**What to work on:** Carry none of the pictures over; set down the material below exactly.

▬▬▬▬▬▬

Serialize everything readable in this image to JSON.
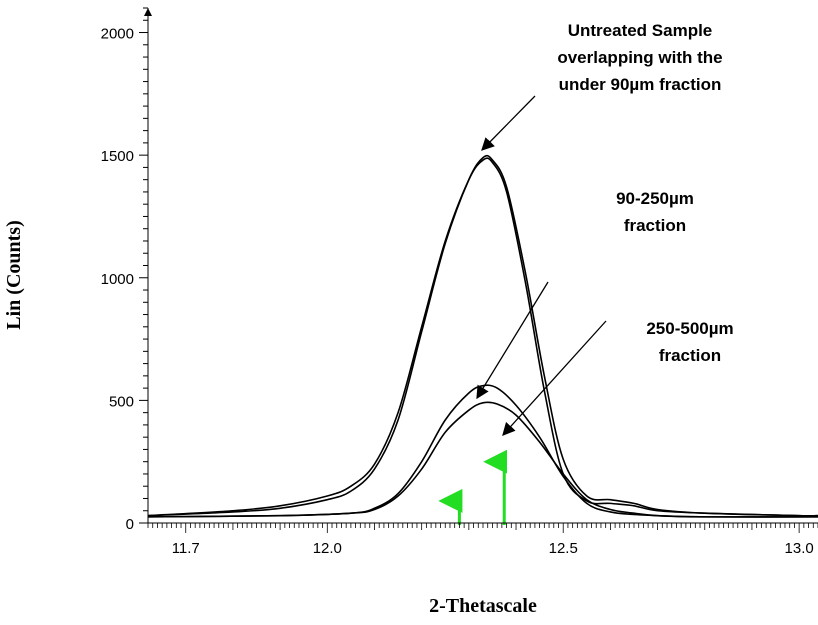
{
  "chart_data": {
    "type": "line",
    "title": "",
    "xlabel": "2-Thetascale",
    "ylabel": "Lin (Counts)",
    "xlim": [
      11.62,
      13.04
    ],
    "ylim": [
      0,
      2100
    ],
    "x_ticks": [
      11.7,
      12.0,
      12.5,
      13.0
    ],
    "x_tick_labels": [
      "11.7",
      "12.0",
      "12.5",
      "13.0"
    ],
    "y_ticks": [
      0,
      500,
      1000,
      1500,
      2000
    ],
    "y_tick_labels": [
      "0",
      "500",
      "1000",
      "1500",
      "2000"
    ],
    "series": [
      {
        "x": [
          11.62,
          11.8,
          11.9,
          12.0,
          12.05,
          12.1,
          12.15,
          12.2,
          12.25,
          12.3,
          12.33,
          12.35,
          12.38,
          12.42,
          12.46,
          12.5,
          12.55,
          12.6,
          12.65,
          12.7,
          12.8,
          13.0,
          13.04
        ],
        "values": [
          30,
          50,
          70,
          110,
          150,
          240,
          450,
          800,
          1150,
          1400,
          1480,
          1470,
          1350,
          980,
          540,
          200,
          90,
          80,
          70,
          50,
          40,
          30,
          30
        ]
      },
      {
        "x": [
          11.62,
          11.8,
          11.9,
          12.0,
          12.05,
          12.1,
          12.15,
          12.2,
          12.25,
          12.3,
          12.33,
          12.35,
          12.38,
          12.42,
          12.46,
          12.5,
          12.55,
          12.6,
          12.65,
          12.7,
          12.8,
          13.0,
          13.04
        ],
        "values": [
          30,
          45,
          60,
          95,
          130,
          220,
          420,
          780,
          1140,
          1400,
          1490,
          1480,
          1370,
          1020,
          600,
          260,
          110,
          95,
          80,
          55,
          40,
          30,
          30
        ]
      },
      {
        "x": [
          11.62,
          11.9,
          12.05,
          12.1,
          12.15,
          12.2,
          12.25,
          12.3,
          12.33,
          12.36,
          12.4,
          12.45,
          12.5,
          12.55,
          12.6,
          12.65,
          12.7,
          12.8,
          13.04
        ],
        "values": [
          25,
          30,
          40,
          60,
          120,
          250,
          420,
          530,
          560,
          550,
          480,
          350,
          190,
          80,
          45,
          35,
          30,
          25,
          25
        ]
      },
      {
        "x": [
          11.62,
          11.9,
          12.05,
          12.1,
          12.15,
          12.2,
          12.25,
          12.3,
          12.33,
          12.36,
          12.4,
          12.45,
          12.5,
          12.55,
          12.6,
          12.65,
          12.7,
          12.8,
          13.04
        ],
        "values": [
          25,
          30,
          40,
          55,
          110,
          220,
          370,
          460,
          490,
          485,
          440,
          330,
          200,
          95,
          55,
          40,
          30,
          25,
          25
        ]
      }
    ],
    "markers": [
      {
        "x": 12.28,
        "value": 90
      },
      {
        "x": 12.375,
        "value": 250
      }
    ],
    "annotations": [
      {
        "lines": [
          "Untreated Sample",
          "overlapping with the",
          "under 90µm fraction"
        ]
      },
      {
        "lines": [
          "90-250µm",
          "fraction"
        ]
      },
      {
        "lines": [
          "250-500µm",
          "fraction"
        ]
      }
    ],
    "colors": {
      "series": "#000000",
      "marker": "#22dd22"
    }
  }
}
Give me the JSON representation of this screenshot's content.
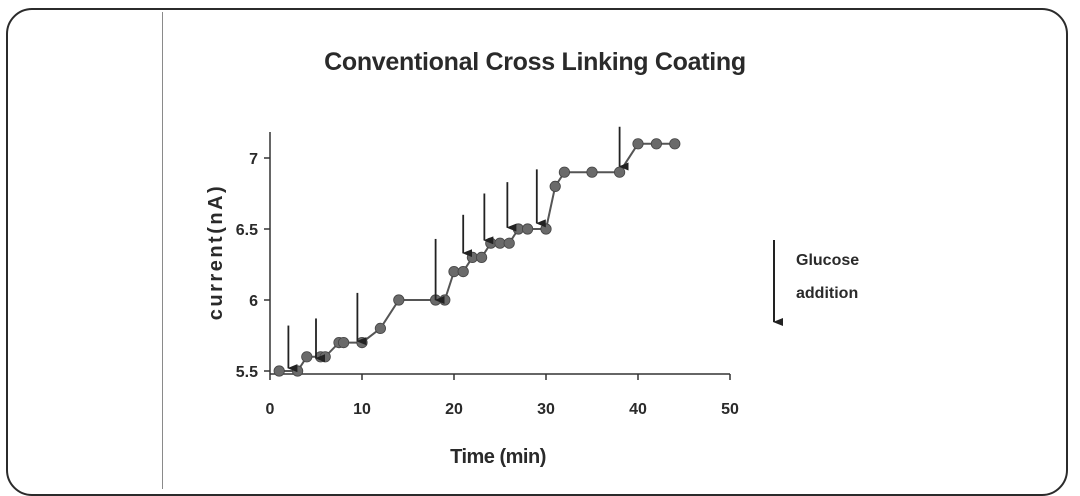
{
  "chart_data": {
    "type": "line",
    "title": "Conventional Cross Linking Coating",
    "xlabel": "Time (min)",
    "ylabel": "current(nA)",
    "xlim": [
      0,
      50
    ],
    "ylim": [
      5.5,
      7.2
    ],
    "x_ticks": [
      0,
      10,
      20,
      30,
      40,
      50
    ],
    "y_ticks": [
      5.5,
      6,
      6.5,
      7
    ],
    "x_tick_labels": [
      "0",
      "10",
      "20",
      "30",
      "40",
      "50"
    ],
    "y_tick_labels": [
      "5.5",
      "6",
      "6.5",
      "7"
    ],
    "grid": false,
    "series": [
      {
        "color": "#6a6a6a",
        "marker": "circle",
        "x": [
          1,
          3,
          4,
          5.5,
          6,
          7.5,
          8,
          10,
          12,
          14,
          18,
          19,
          20,
          21,
          22,
          23,
          24,
          25,
          26,
          27,
          28,
          30,
          31,
          32,
          35,
          38,
          40,
          42,
          44
        ],
        "y": [
          5.5,
          5.5,
          5.6,
          5.6,
          5.6,
          5.7,
          5.7,
          5.7,
          5.8,
          6.0,
          6.0,
          6.0,
          6.2,
          6.2,
          6.3,
          6.3,
          6.4,
          6.4,
          6.4,
          6.5,
          6.5,
          6.5,
          6.8,
          6.9,
          6.9,
          6.9,
          7.1,
          7.1,
          7.1
        ]
      }
    ],
    "annotations": {
      "type": "arrow",
      "label": "Glucose addition",
      "label_lines": [
        "Glucose",
        "addition"
      ],
      "arrows": [
        {
          "x": 2,
          "y_start": 5.82,
          "y_end": 5.52
        },
        {
          "x": 5,
          "y_start": 5.87,
          "y_end": 5.59
        },
        {
          "x": 9.5,
          "y_start": 6.05,
          "y_end": 5.71
        },
        {
          "x": 18,
          "y_start": 6.43,
          "y_end": 6.0
        },
        {
          "x": 21,
          "y_start": 6.6,
          "y_end": 6.33
        },
        {
          "x": 23.3,
          "y_start": 6.75,
          "y_end": 6.42
        },
        {
          "x": 25.8,
          "y_start": 6.83,
          "y_end": 6.51
        },
        {
          "x": 29,
          "y_start": 6.92,
          "y_end": 6.54
        },
        {
          "x": 38,
          "y_start": 7.22,
          "y_end": 6.94
        }
      ]
    },
    "legend_position": "right"
  }
}
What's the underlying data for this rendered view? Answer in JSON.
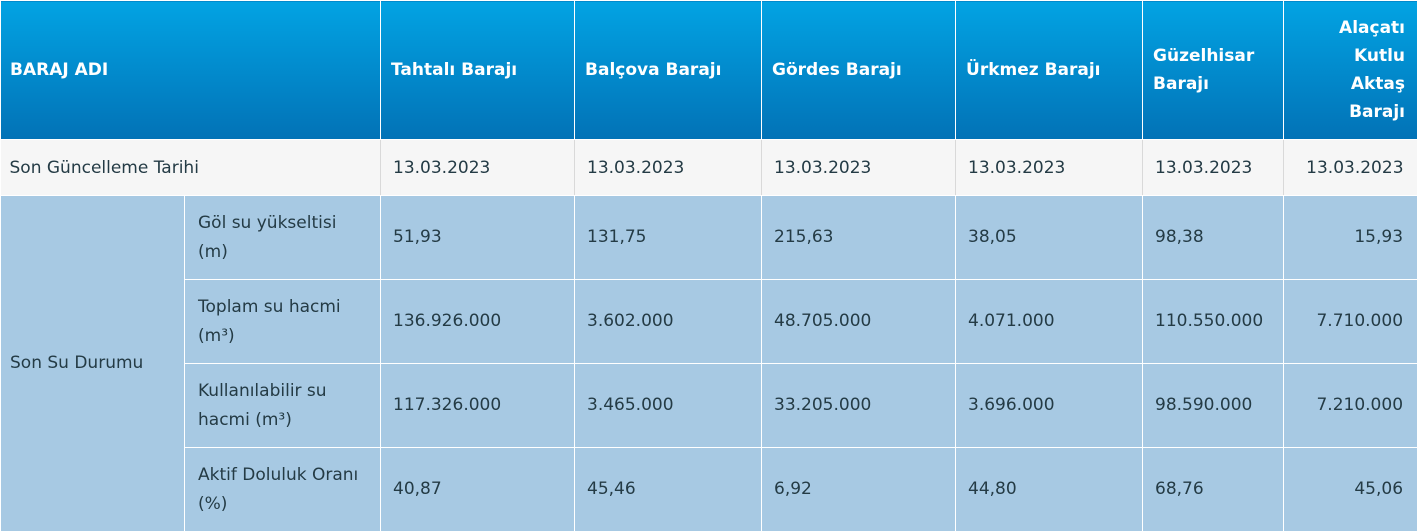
{
  "header": {
    "name_label": "BARAJ ADI",
    "dams": [
      {
        "name": "Tahtalı Barajı"
      },
      {
        "name": "Balçova Barajı"
      },
      {
        "name": "Gördes Barajı"
      },
      {
        "name": "Ürkmez Barajı"
      },
      {
        "name": "Güzelhisar Barajı"
      },
      {
        "name": "Alaçatı Kutlu Aktaş Barajı"
      }
    ]
  },
  "update_row": {
    "label": "Son Güncelleme Tarihi",
    "values": [
      "13.03.2023",
      "13.03.2023",
      "13.03.2023",
      "13.03.2023",
      "13.03.2023",
      "13.03.2023"
    ]
  },
  "status": {
    "group_label": "Son Su Durumu",
    "rows": [
      {
        "label": "Göl su yükseltisi (m)",
        "values": [
          "51,93",
          "131,75",
          "215,63",
          "38,05",
          "98,38",
          "15,93"
        ]
      },
      {
        "label": "Toplam su hacmi (m³)",
        "values": [
          "136.926.000",
          "3.602.000",
          "48.705.000",
          "4.071.000",
          "110.550.000",
          "7.710.000"
        ]
      },
      {
        "label": "Kullanılabilir su hacmi (m³)",
        "values": [
          "117.326.000",
          "3.465.000",
          "33.205.000",
          "3.696.000",
          "98.590.000",
          "7.210.000"
        ]
      },
      {
        "label": "Aktif Doluluk Oranı (%)",
        "values": [
          "40,87",
          "45,46",
          "6,92",
          "44,80",
          "68,76",
          "45,06"
        ]
      }
    ]
  },
  "colors": {
    "header_top": "#02a3e3",
    "header_bottom": "#0272b6",
    "update_row_bg": "#f6f6f6",
    "status_bg": "#a7c9e3"
  }
}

▬▬▬▬▬▬

**Problem solution:**
Serialize everything readable in this image to JSON.
{
  "chart_data": {
    "type": "line",
    "title": "",
    "xlabel": "2-Thetascale",
    "ylabel": "Lin (Counts)",
    "xlim": [
      11.62,
      13.04
    ],
    "ylim": [
      0,
      2100
    ],
    "x_ticks": [
      11.7,
      12.0,
      12.5,
      13.0
    ],
    "x_tick_labels": [
      "11.7",
      "12.0",
      "12.5",
      "13.0"
    ],
    "y_ticks": [
      0,
      500,
      1000,
      1500,
      2000
    ],
    "y_tick_labels": [
      "0",
      "500",
      "1000",
      "1500",
      "2000"
    ],
    "series": [
      {
        "x": [
          11.62,
          11.8,
          11.9,
          12.0,
          12.05,
          12.1,
          12.15,
          12.2,
          12.25,
          12.3,
          12.33,
          12.35,
          12.38,
          12.42,
          12.46,
          12.5,
          12.55,
          12.6,
          12.65,
          12.7,
          12.8,
          13.0,
          13.04
        ],
        "values": [
          30,
          50,
          70,
          110,
          150,
          240,
          450,
          800,
          1150,
          1400,
          1480,
          1470,
          1350,
          980,
          540,
          200,
          90,
          80,
          70,
          50,
          40,
          30,
          30
        ]
      },
      {
        "x": [
          11.62,
          11.8,
          11.9,
          12.0,
          12.05,
          12.1,
          12.15,
          12.2,
          12.25,
          12.3,
          12.33,
          12.35,
          12.38,
          12.42,
          12.46,
          12.5,
          12.55,
          12.6,
          12.65,
          12.7,
          12.8,
          13.0,
          13.04
        ],
        "values": [
          30,
          45,
          60,
          95,
          130,
          220,
          420,
          780,
          1140,
          1400,
          1490,
          1480,
          1370,
          1020,
          600,
          260,
          110,
          95,
          80,
          55,
          40,
          30,
          30
        ]
      },
      {
        "x": [
          11.62,
          11.9,
          12.05,
          12.1,
          12.15,
          12.2,
          12.25,
          12.3,
          12.33,
          12.36,
          12.4,
          12.45,
          12.5,
          12.55,
          12.6,
          12.65,
          12.7,
          12.8,
          13.04
        ],
        "values": [
          25,
          30,
          40,
          60,
          120,
          250,
          420,
          530,
          560,
          550,
          480,
          350,
          190,
          80,
          45,
          35,
          30,
          25,
          25
        ]
      },
      {
        "x": [
          11.62,
          11.9,
          12.05,
          12.1,
          12.15,
          12.2,
          12.25,
          12.3,
          12.33,
          12.36,
          12.4,
          12.45,
          12.5,
          12.55,
          12.6,
          12.65,
          12.7,
          12.8,
          13.04
        ],
        "values": [
          25,
          30,
          40,
          55,
          110,
          220,
          370,
          460,
          490,
          485,
          440,
          330,
          200,
          95,
          55,
          40,
          30,
          25,
          25
        ]
      }
    ],
    "markers": [
      {
        "x": 12.28,
        "value": 90
      },
      {
        "x": 12.375,
        "value": 250
      }
    ],
    "annotations": [
      {
        "lines": [
          "Untreated Sample",
          "overlapping with the",
          "under 90µm fraction"
        ]
      },
      {
        "lines": [
          "90-250µm",
          "fraction"
        ]
      },
      {
        "lines": [
          "250-500µm",
          "fraction"
        ]
      }
    ],
    "colors": {
      "series": "#000000",
      "marker": "#22dd22"
    }
  }
}
Give me the JSON representation of this screenshot's content.
{
  "chart_data": {
    "type": "line",
    "title": "Conventional Cross Linking Coating",
    "xlabel": "Time (min)",
    "ylabel": "current(nA)",
    "xlim": [
      0,
      50
    ],
    "ylim": [
      5.5,
      7.2
    ],
    "x_ticks": [
      0,
      10,
      20,
      30,
      40,
      50
    ],
    "y_ticks": [
      5.5,
      6,
      6.5,
      7
    ],
    "x_tick_labels": [
      "0",
      "10",
      "20",
      "30",
      "40",
      "50"
    ],
    "y_tick_labels": [
      "5.5",
      "6",
      "6.5",
      "7"
    ],
    "grid": false,
    "series": [
      {
        "color": "#6a6a6a",
        "marker": "circle",
        "x": [
          1,
          3,
          4,
          5.5,
          6,
          7.5,
          8,
          10,
          12,
          14,
          18,
          19,
          20,
          21,
          22,
          23,
          24,
          25,
          26,
          27,
          28,
          30,
          31,
          32,
          35,
          38,
          40,
          42,
          44
        ],
        "y": [
          5.5,
          5.5,
          5.6,
          5.6,
          5.6,
          5.7,
          5.7,
          5.7,
          5.8,
          6.0,
          6.0,
          6.0,
          6.2,
          6.2,
          6.3,
          6.3,
          6.4,
          6.4,
          6.4,
          6.5,
          6.5,
          6.5,
          6.8,
          6.9,
          6.9,
          6.9,
          7.1,
          7.1,
          7.1
        ]
      }
    ],
    "annotations": {
      "type": "arrow",
      "label": "Glucose addition",
      "label_lines": [
        "Glucose",
        "addition"
      ],
      "arrows": [
        {
          "x": 2,
          "y_start": 5.82,
          "y_end": 5.52
        },
        {
          "x": 5,
          "y_start": 5.87,
          "y_end": 5.59
        },
        {
          "x": 9.5,
          "y_start": 6.05,
          "y_end": 5.71
        },
        {
          "x": 18,
          "y_start": 6.43,
          "y_end": 6.0
        },
        {
          "x": 21,
          "y_start": 6.6,
          "y_end": 6.33
        },
        {
          "x": 23.3,
          "y_start": 6.75,
          "y_end": 6.42
        },
        {
          "x": 25.8,
          "y_start": 6.83,
          "y_end": 6.51
        },
        {
          "x": 29,
          "y_start": 6.92,
          "y_end": 6.54
        },
        {
          "x": 38,
          "y_start": 7.22,
          "y_end": 6.94
        }
      ]
    },
    "legend_position": "right"
  }
}
What's the underlying data for this rendered view? Answer in JSON.
{
  "header": {
    "name_label": "BARAJ ADI",
    "dams": [
      {
        "name": "Tahtalı Barajı"
      },
      {
        "name": "Balçova Barajı"
      },
      {
        "name": "Gördes Barajı"
      },
      {
        "name": "Ürkmez Barajı"
      },
      {
        "name": "Güzelhisar Barajı"
      },
      {
        "name": "Alaçatı Kutlu Aktaş Barajı"
      }
    ]
  },
  "update_row": {
    "label": "Son Güncelleme Tarihi",
    "values": [
      "13.03.2023",
      "13.03.2023",
      "13.03.2023",
      "13.03.2023",
      "13.03.2023",
      "13.03.2023"
    ]
  },
  "status": {
    "group_label": "Son Su Durumu",
    "rows": [
      {
        "label": "Göl su yükseltisi (m)",
        "values": [
          "51,93",
          "131,75",
          "215,63",
          "38,05",
          "98,38",
          "15,93"
        ]
      },
      {
        "label": "Toplam su hacmi (m³)",
        "values": [
          "136.926.000",
          "3.602.000",
          "48.705.000",
          "4.071.000",
          "110.550.000",
          "7.710.000"
        ]
      },
      {
        "label": "Kullanılabilir su hacmi (m³)",
        "values": [
          "117.326.000",
          "3.465.000",
          "33.205.000",
          "3.696.000",
          "98.590.000",
          "7.210.000"
        ]
      },
      {
        "label": "Aktif Doluluk Oranı (%)",
        "values": [
          "40,87",
          "45,46",
          "6,92",
          "44,80",
          "68,76",
          "45,06"
        ]
      }
    ]
  },
  "colors": {
    "header_top": "#02a3e3",
    "header_bottom": "#0272b6",
    "update_row_bg": "#f6f6f6",
    "status_bg": "#a7c9e3"
  }
}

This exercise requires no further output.